THE REQUEST:
Extract all data as written.

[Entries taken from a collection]

######

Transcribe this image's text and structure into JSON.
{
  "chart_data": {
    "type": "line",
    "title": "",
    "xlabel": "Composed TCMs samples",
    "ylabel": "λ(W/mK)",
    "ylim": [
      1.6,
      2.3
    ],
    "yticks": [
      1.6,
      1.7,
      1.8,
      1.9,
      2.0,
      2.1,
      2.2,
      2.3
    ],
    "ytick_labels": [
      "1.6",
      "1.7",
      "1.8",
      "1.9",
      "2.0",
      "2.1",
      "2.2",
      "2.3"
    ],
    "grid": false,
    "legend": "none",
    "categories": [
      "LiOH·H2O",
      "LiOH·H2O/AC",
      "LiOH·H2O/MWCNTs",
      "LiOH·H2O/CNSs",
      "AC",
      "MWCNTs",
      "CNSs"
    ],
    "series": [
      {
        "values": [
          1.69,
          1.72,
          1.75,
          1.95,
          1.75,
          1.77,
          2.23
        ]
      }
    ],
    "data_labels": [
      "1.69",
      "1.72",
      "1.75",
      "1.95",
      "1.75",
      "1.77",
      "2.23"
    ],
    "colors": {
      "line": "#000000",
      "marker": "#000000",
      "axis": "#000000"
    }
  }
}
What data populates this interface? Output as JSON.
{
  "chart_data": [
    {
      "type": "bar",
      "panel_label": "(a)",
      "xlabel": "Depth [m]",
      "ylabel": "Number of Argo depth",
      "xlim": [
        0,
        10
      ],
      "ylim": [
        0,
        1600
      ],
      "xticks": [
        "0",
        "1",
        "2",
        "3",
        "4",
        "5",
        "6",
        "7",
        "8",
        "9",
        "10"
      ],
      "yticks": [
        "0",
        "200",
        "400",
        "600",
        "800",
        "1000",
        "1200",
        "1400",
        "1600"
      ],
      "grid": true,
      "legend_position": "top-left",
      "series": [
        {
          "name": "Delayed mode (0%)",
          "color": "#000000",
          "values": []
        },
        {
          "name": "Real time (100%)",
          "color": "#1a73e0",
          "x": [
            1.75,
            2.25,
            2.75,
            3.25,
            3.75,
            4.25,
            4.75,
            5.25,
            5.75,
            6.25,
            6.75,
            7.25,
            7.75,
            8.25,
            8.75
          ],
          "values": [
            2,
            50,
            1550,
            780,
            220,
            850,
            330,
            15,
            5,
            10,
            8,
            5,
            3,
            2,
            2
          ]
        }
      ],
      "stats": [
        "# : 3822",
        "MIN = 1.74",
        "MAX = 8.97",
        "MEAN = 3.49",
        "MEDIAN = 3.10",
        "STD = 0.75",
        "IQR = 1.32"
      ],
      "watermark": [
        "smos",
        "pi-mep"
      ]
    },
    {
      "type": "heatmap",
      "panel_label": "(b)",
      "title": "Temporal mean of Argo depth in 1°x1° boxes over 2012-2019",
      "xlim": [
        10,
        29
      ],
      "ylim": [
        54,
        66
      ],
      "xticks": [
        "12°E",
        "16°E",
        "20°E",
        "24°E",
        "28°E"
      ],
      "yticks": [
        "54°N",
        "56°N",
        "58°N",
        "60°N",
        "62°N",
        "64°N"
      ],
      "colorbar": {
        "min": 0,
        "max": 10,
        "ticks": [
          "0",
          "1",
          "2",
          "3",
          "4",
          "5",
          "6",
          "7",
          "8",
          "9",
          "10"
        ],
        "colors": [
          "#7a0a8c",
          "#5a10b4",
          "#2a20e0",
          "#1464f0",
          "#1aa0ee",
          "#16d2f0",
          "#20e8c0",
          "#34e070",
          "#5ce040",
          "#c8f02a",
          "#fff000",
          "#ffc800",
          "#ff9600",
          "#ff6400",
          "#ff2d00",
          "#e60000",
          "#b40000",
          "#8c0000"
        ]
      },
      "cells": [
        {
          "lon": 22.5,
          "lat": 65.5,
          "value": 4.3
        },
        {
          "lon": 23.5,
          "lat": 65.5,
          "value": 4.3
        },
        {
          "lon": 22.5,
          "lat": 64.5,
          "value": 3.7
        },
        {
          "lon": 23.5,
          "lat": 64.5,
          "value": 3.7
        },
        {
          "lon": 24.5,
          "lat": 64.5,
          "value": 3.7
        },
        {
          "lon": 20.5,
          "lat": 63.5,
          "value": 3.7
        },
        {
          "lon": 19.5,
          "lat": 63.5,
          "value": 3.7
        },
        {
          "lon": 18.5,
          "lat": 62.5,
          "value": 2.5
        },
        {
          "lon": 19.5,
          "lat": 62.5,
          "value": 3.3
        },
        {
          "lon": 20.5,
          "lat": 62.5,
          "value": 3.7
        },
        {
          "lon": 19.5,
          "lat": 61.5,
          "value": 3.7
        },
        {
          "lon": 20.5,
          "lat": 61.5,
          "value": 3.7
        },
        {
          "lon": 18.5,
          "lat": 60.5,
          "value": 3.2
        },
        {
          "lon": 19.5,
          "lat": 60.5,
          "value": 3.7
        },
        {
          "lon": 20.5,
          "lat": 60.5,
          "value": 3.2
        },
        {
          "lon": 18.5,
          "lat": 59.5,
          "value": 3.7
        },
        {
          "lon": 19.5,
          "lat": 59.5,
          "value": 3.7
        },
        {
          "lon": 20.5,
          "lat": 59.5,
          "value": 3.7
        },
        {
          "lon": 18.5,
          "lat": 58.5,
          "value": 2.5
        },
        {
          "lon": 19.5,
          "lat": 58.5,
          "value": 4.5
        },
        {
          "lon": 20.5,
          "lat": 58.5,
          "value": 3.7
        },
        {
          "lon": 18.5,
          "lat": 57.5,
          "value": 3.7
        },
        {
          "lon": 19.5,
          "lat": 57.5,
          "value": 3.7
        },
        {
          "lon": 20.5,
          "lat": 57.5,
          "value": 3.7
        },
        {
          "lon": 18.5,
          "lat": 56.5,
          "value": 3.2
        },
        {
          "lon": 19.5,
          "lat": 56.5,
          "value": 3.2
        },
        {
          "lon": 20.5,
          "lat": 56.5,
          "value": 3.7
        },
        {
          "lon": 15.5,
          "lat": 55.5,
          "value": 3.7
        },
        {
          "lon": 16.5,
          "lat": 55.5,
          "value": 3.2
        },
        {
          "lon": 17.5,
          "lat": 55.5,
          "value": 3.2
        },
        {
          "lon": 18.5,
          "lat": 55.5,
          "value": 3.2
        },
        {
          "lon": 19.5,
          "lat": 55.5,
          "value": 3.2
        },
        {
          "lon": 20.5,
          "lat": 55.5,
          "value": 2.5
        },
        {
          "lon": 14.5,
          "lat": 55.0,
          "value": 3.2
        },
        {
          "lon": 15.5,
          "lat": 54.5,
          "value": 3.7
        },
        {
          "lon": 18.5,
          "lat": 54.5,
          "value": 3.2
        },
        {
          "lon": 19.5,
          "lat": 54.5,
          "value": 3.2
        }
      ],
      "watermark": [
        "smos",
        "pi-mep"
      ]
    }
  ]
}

######

FINAL RESULT:
Transcribe this image's text and structure into JSON.
{
  "chart_data": {
    "type": "line",
    "title": "",
    "xlabel": "Composed TCMs samples",
    "ylabel": "λ(W/mK)",
    "ylim": [
      1.6,
      2.3
    ],
    "yticks": [
      1.6,
      1.7,
      1.8,
      1.9,
      2.0,
      2.1,
      2.2,
      2.3
    ],
    "ytick_labels": [
      "1.6",
      "1.7",
      "1.8",
      "1.9",
      "2.0",
      "2.1",
      "2.2",
      "2.3"
    ],
    "grid": false,
    "legend": "none",
    "categories": [
      "LiOH·H2O",
      "LiOH·H2O/AC",
      "LiOH·H2O/MWCNTs",
      "LiOH·H2O/CNSs",
      "AC",
      "MWCNTs",
      "CNSs"
    ],
    "series": [
      {
        "values": [
          1.69,
          1.72,
          1.75,
          1.95,
          1.75,
          1.77,
          2.23
        ]
      }
    ],
    "data_labels": [
      "1.69",
      "1.72",
      "1.75",
      "1.95",
      "1.75",
      "1.77",
      "2.23"
    ],
    "colors": {
      "line": "#000000",
      "marker": "#000000",
      "axis": "#000000"
    }
  }
}
What data populates this interface? Output as JSON.
{
  "chart_data": [
    {
      "type": "bar",
      "panel_label": "(a)",
      "xlabel": "Depth [m]",
      "ylabel": "Number of Argo depth",
      "xlim": [
        0,
        10
      ],
      "ylim": [
        0,
        1600
      ],
      "xticks": [
        "0",
        "1",
        "2",
        "3",
        "4",
        "5",
        "6",
        "7",
        "8",
        "9",
        "10"
      ],
      "yticks": [
        "0",
        "200",
        "400",
        "600",
        "800",
        "1000",
        "1200",
        "1400",
        "1600"
      ],
      "grid": true,
      "legend_position": "top-left",
      "series": [
        {
          "name": "Delayed mode (0%)",
          "color": "#000000",
          "values": []
        },
        {
          "name": "Real time (100%)",
          "color": "#1a73e0",
          "x": [
            1.75,
            2.25,
            2.75,
            3.25,
            3.75,
            4.25,
            4.75,
            5.25,
            5.75,
            6.25,
            6.75,
            7.25,
            7.75,
            8.25,
            8.75
          ],
          "values": [
            2,
            50,
            1550,
            780,
            220,
            850,
            330,
            15,
            5,
            10,
            8,
            5,
            3,
            2,
            2
          ]
        }
      ],
      "stats": [
        "# : 3822",
        "MIN = 1.74",
        "MAX = 8.97",
        "MEAN = 3.49",
        "MEDIAN = 3.10",
        "STD = 0.75",
        "IQR = 1.32"
      ],
      "watermark": [
        "smos",
        "pi-mep"
      ]
    },
    {
      "type": "heatmap",
      "panel_label": "(b)",
      "title": "Temporal mean of Argo depth in 1°x1° boxes over 2012-2019",
      "xlim": [
        10,
        29
      ],
      "ylim": [
        54,
        66
      ],
      "xticks": [
        "12°E",
        "16°E",
        "20°E",
        "24°E",
        "28°E"
      ],
      "yticks": [
        "54°N",
        "56°N",
        "58°N",
        "60°N",
        "62°N",
        "64°N"
      ],
      "colorbar": {
        "min": 0,
        "max": 10,
        "ticks": [
          "0",
          "1",
          "2",
          "3",
          "4",
          "5",
          "6",
          "7",
          "8",
          "9",
          "10"
        ],
        "colors": [
          "#7a0a8c",
          "#5a10b4",
          "#2a20e0",
          "#1464f0",
          "#1aa0ee",
          "#16d2f0",
          "#20e8c0",
          "#34e070",
          "#5ce040",
          "#c8f02a",
          "#fff000",
          "#ffc800",
          "#ff9600",
          "#ff6400",
          "#ff2d00",
          "#e60000",
          "#b40000",
          "#8c0000"
        ]
      },
      "cells": [
        {
          "lon": 22.5,
          "lat": 65.5,
          "value": 4.3
        },
        {
          "lon": 23.5,
          "lat": 65.5,
          "value": 4.3
        },
        {
          "lon": 22.5,
          "lat": 64.5,
          "value": 3.7
        },
        {
          "lon": 23.5,
          "lat": 64.5,
          "value": 3.7
        },
        {
          "lon": 24.5,
          "lat": 64.5,
          "value": 3.7
        },
        {
          "lon": 20.5,
          "lat": 63.5,
          "value": 3.7
        },
        {
          "lon": 19.5,
          "lat": 63.5,
          "value": 3.7
        },
        {
          "lon": 18.5,
          "lat": 62.5,
          "value": 2.5
        },
        {
          "lon": 19.5,
          "lat": 62.5,
          "value": 3.3
        },
        {
          "lon": 20.5,
          "lat": 62.5,
          "value": 3.7
        },
        {
          "lon": 19.5,
          "lat": 61.5,
          "value": 3.7
        },
        {
          "lon": 20.5,
          "lat": 61.5,
          "value": 3.7
        },
        {
          "lon": 18.5,
          "lat": 60.5,
          "value": 3.2
        },
        {
          "lon": 19.5,
          "lat": 60.5,
          "value": 3.7
        },
        {
          "lon": 20.5,
          "lat": 60.5,
          "value": 3.2
        },
        {
          "lon": 18.5,
          "lat": 59.5,
          "value": 3.7
        },
        {
          "lon": 19.5,
          "lat": 59.5,
          "value": 3.7
        },
        {
          "lon": 20.5,
          "lat": 59.5,
          "value": 3.7
        },
        {
          "lon": 18.5,
          "lat": 58.5,
          "value": 2.5
        },
        {
          "lon": 19.5,
          "lat": 58.5,
          "value": 4.5
        },
        {
          "lon": 20.5,
          "lat": 58.5,
          "value": 3.7
        },
        {
          "lon": 18.5,
          "lat": 57.5,
          "value": 3.7
        },
        {
          "lon": 19.5,
          "lat": 57.5,
          "value": 3.7
        },
        {
          "lon": 20.5,
          "lat": 57.5,
          "value": 3.7
        },
        {
          "lon": 18.5,
          "lat": 56.5,
          "value": 3.2
        },
        {
          "lon": 19.5,
          "lat": 56.5,
          "value": 3.2
        },
        {
          "lon": 20.5,
          "lat": 56.5,
          "value": 3.7
        },
        {
          "lon": 15.5,
          "lat": 55.5,
          "value": 3.7
        },
        {
          "lon": 16.5,
          "lat": 55.5,
          "value": 3.2
        },
        {
          "lon": 17.5,
          "lat": 55.5,
          "value": 3.2
        },
        {
          "lon": 18.5,
          "lat": 55.5,
          "value": 3.2
        },
        {
          "lon": 19.5,
          "lat": 55.5,
          "value": 3.2
        },
        {
          "lon": 20.5,
          "lat": 55.5,
          "value": 2.5
        },
        {
          "lon": 14.5,
          "lat": 55.0,
          "value": 3.2
        },
        {
          "lon": 15.5,
          "lat": 54.5,
          "value": 3.7
        },
        {
          "lon": 18.5,
          "lat": 54.5,
          "value": 3.2
        },
        {
          "lon": 19.5,
          "lat": 54.5,
          "value": 3.2
        }
      ],
      "watermark": [
        "smos",
        "pi-mep"
      ]
    }
  ]
}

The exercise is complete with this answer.